Start of Records shown

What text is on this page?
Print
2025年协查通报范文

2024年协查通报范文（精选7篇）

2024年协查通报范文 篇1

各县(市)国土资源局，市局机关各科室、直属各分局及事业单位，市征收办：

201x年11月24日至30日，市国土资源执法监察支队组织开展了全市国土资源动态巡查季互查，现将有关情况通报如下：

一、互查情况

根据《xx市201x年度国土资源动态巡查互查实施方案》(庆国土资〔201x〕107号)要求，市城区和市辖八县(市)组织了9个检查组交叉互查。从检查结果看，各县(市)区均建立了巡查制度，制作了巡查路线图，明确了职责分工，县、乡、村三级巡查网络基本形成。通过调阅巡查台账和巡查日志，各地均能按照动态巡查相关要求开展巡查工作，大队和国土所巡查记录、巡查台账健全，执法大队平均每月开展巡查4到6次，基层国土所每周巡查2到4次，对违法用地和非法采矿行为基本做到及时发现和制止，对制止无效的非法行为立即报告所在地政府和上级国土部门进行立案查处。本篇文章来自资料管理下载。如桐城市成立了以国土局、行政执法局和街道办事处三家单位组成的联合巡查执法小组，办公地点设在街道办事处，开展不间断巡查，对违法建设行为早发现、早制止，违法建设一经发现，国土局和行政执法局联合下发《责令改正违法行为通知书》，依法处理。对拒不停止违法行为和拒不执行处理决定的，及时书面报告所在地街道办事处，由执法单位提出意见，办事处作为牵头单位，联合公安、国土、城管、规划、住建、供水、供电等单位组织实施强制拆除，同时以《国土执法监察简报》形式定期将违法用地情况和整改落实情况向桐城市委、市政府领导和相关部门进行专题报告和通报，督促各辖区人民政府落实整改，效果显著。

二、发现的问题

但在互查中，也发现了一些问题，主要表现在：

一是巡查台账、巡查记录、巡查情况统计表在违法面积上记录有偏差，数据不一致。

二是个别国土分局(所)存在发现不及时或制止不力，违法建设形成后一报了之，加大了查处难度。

End of Records shown

[Brief]
Extract all of the data exactly as written.

[Result for this exercise]
What text is on this page?
Print
2025年协查通报范文

2024年协查通报范文（精选7篇）

2024年协查通报范文 篇1

各县(市)国土资源局，市局机关各科室、直属各分局及事业单位，市征收办：

201x年11月24日至30日，市国土资源执法监察支队组织开展了全市国土资源动态巡查季互查，现将有关情况通报如下：

一、互查情况

根据《xx市201x年度国土资源动态巡查互查实施方案》(庆国土资〔201x〕107号)要求，市城区和市辖八县(市)组织了9个检查组交叉互查。从检查结果看，各县(市)区均建立了巡查制度，制作了巡查路线图，明确了职责分工，县、乡、村三级巡查网络基本形成。通过调阅巡查台账和巡查日志，各地均能按照动态巡查相关要求开展巡查工作，大队和国土所巡查记录、巡查台账健全，执法大队平均每月开展巡查4到6次，基层国土所每周巡查2到4次，对违法用地和非法采矿行为基本做到及时发现和制止，对制止无效的非法行为立即报告所在地政府和上级国土部门进行立案查处。本篇文章来自资料管理下载。如桐城市成立了以国土局、行政执法局和街道办事处三家单位组成的联合巡查执法小组，办公地点设在街道办事处，开展不间断巡查，对违法建设行为早发现、早制止，违法建设一经发现，国土局和行政执法局联合下发《责令改正违法行为通知书》，依法处理。对拒不停止违法行为和拒不执行处理决定的，及时书面报告所在地街道办事处，由执法单位提出意见，办事处作为牵头单位，联合公安、国土、城管、规划、住建、供水、供电等单位组织实施强制拆除，同时以《国土执法监察简报》形式定期将违法用地情况和整改落实情况向桐城市委、市政府领导和相关部门进行专题报告和通报，督促各辖区人民政府落实整改，效果显著。

二、发现的问题

但在互查中，也发现了一些问题，主要表现在：

一是巡查台账、巡查记录、巡查情况统计表在违法面积上记录有偏差，数据不一致。

二是个别国土分局(所)存在发现不及时或制止不力，违法建设形成后一报了之，加大了查处难度。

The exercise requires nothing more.